(Records that describe figures)
start

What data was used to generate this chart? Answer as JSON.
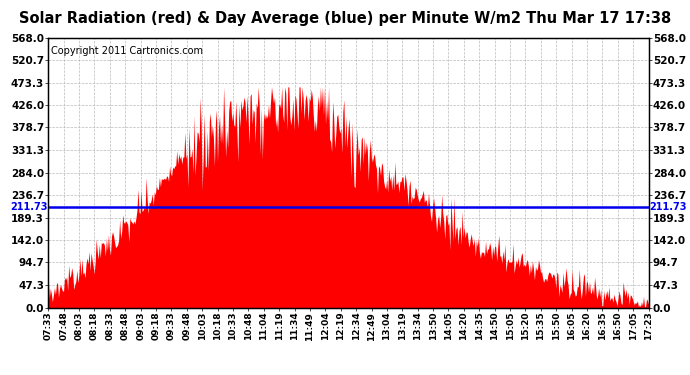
{
  "title": "Solar Radiation (red) & Day Average (blue) per Minute W/m2 Thu Mar 17 17:38",
  "copyright": "Copyright 2011 Cartronics.com",
  "day_average": 211.73,
  "ylim": [
    0,
    568.0
  ],
  "yticks": [
    0.0,
    47.3,
    94.7,
    142.0,
    189.3,
    236.7,
    284.0,
    331.3,
    378.7,
    426.0,
    473.3,
    520.7,
    568.0
  ],
  "bar_color": "#FF0000",
  "avg_line_color": "#0000EE",
  "background_color": "#FFFFFF",
  "grid_color": "#BBBBBB",
  "title_fontsize": 10.5,
  "copyright_fontsize": 7,
  "x_label_fontsize": 6.5,
  "y_label_fontsize": 7.5,
  "avg_label_fontsize": 7,
  "xtick_labels": [
    "07:33",
    "07:48",
    "08:03",
    "08:18",
    "08:33",
    "08:48",
    "09:03",
    "09:18",
    "09:33",
    "09:48",
    "10:03",
    "10:18",
    "10:33",
    "10:48",
    "11:04",
    "11:19",
    "11:34",
    "11:49",
    "12:04",
    "12:19",
    "12:34",
    "12:49",
    "13:04",
    "13:19",
    "13:34",
    "13:50",
    "14:05",
    "14:20",
    "14:35",
    "14:50",
    "15:05",
    "15:20",
    "15:35",
    "15:50",
    "16:05",
    "16:20",
    "16:35",
    "16:50",
    "17:05",
    "17:23"
  ]
}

end

Work to do
Transcribe the whole listing exactly. Pictures stay out of your copy.

Complete output
What data was used to generate this chart? Answer as JSON.
{
  "title": "Solar Radiation (red) & Day Average (blue) per Minute W/m2 Thu Mar 17 17:38",
  "copyright": "Copyright 2011 Cartronics.com",
  "day_average": 211.73,
  "ylim": [
    0,
    568.0
  ],
  "yticks": [
    0.0,
    47.3,
    94.7,
    142.0,
    189.3,
    236.7,
    284.0,
    331.3,
    378.7,
    426.0,
    473.3,
    520.7,
    568.0
  ],
  "bar_color": "#FF0000",
  "avg_line_color": "#0000EE",
  "background_color": "#FFFFFF",
  "grid_color": "#BBBBBB",
  "title_fontsize": 10.5,
  "copyright_fontsize": 7,
  "x_label_fontsize": 6.5,
  "y_label_fontsize": 7.5,
  "avg_label_fontsize": 7,
  "xtick_labels": [
    "07:33",
    "07:48",
    "08:03",
    "08:18",
    "08:33",
    "08:48",
    "09:03",
    "09:18",
    "09:33",
    "09:48",
    "10:03",
    "10:18",
    "10:33",
    "10:48",
    "11:04",
    "11:19",
    "11:34",
    "11:49",
    "12:04",
    "12:19",
    "12:34",
    "12:49",
    "13:04",
    "13:19",
    "13:34",
    "13:50",
    "14:05",
    "14:20",
    "14:35",
    "14:50",
    "15:05",
    "15:20",
    "15:35",
    "15:50",
    "16:05",
    "16:20",
    "16:35",
    "16:50",
    "17:05",
    "17:23"
  ]
}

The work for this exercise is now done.